Task goal -
Retype the listing below line for line, with every character unchanged.

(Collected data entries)

>> Start

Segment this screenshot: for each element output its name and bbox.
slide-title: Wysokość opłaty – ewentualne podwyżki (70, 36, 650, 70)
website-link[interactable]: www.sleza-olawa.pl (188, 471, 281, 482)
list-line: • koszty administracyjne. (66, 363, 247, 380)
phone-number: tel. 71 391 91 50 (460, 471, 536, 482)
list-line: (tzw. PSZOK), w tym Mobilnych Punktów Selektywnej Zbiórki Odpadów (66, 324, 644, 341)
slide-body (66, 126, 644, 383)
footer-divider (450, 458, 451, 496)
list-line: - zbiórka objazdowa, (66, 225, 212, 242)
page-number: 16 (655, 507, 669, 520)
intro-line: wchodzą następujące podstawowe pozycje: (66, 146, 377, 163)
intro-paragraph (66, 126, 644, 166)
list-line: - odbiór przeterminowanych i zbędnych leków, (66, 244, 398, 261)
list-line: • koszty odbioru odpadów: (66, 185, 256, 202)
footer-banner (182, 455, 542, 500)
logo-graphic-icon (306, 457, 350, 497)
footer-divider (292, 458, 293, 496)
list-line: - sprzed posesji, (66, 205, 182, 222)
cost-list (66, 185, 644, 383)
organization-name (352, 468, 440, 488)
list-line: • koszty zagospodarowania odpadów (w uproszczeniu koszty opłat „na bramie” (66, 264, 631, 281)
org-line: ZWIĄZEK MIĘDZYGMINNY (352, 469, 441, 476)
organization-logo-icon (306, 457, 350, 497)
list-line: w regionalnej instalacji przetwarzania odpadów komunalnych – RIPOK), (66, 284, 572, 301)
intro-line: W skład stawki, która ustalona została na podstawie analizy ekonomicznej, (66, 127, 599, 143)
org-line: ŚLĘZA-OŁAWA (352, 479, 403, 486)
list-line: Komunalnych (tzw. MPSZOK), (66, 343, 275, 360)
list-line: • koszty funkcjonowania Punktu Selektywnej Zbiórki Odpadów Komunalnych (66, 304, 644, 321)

>> End

Exercise solution -
Segment this screenshot: for each element output its name and bbox.
slide-title: Wysokość opłaty – ewentualne podwyżki (70, 36, 650, 70)
website-link[interactable]: www.sleza-olawa.pl (188, 471, 281, 482)
list-line: • koszty administracyjne. (66, 363, 247, 380)
phone-number: tel. 71 391 91 50 (460, 471, 536, 482)
list-line: (tzw. PSZOK), w tym Mobilnych Punktów Selektywnej Zbiórki Odpadów (66, 324, 644, 341)
slide-body (66, 126, 644, 383)
footer-divider (450, 458, 451, 496)
list-line: - zbiórka objazdowa, (66, 225, 212, 242)
page-number: 16 (655, 507, 669, 520)
intro-line: wchodzą następujące podstawowe pozycje: (66, 146, 377, 163)
intro-paragraph (66, 126, 644, 166)
list-line: - odbiór przeterminowanych i zbędnych leków, (66, 244, 398, 261)
list-line: • koszty odbioru odpadów: (66, 185, 256, 202)
footer-banner (182, 455, 542, 500)
logo-graphic-icon (306, 457, 350, 497)
footer-divider (292, 458, 293, 496)
list-line: - sprzed posesji, (66, 205, 182, 222)
cost-list (66, 185, 644, 383)
organization-name (352, 468, 440, 488)
list-line: • koszty zagospodarowania odpadów (w uproszczeniu koszty opłat „na bramie” (66, 264, 631, 281)
org-line: ZWIĄZEK MIĘDZYGMINNY (352, 469, 441, 476)
organization-logo-icon (306, 457, 350, 497)
list-line: w regionalnej instalacji przetwarzania odpadów komunalnych – RIPOK), (66, 284, 572, 301)
intro-line: W skład stawki, która ustalona została na podstawie analizy ekonomicznej, (66, 127, 599, 143)
org-line: ŚLĘZA-OŁAWA (352, 479, 403, 486)
list-line: Komunalnych (tzw. MPSZOK), (66, 343, 275, 360)
list-line: • koszty funkcjonowania Punktu Selektywnej Zbiórki Odpadów Komunalnych (66, 304, 644, 321)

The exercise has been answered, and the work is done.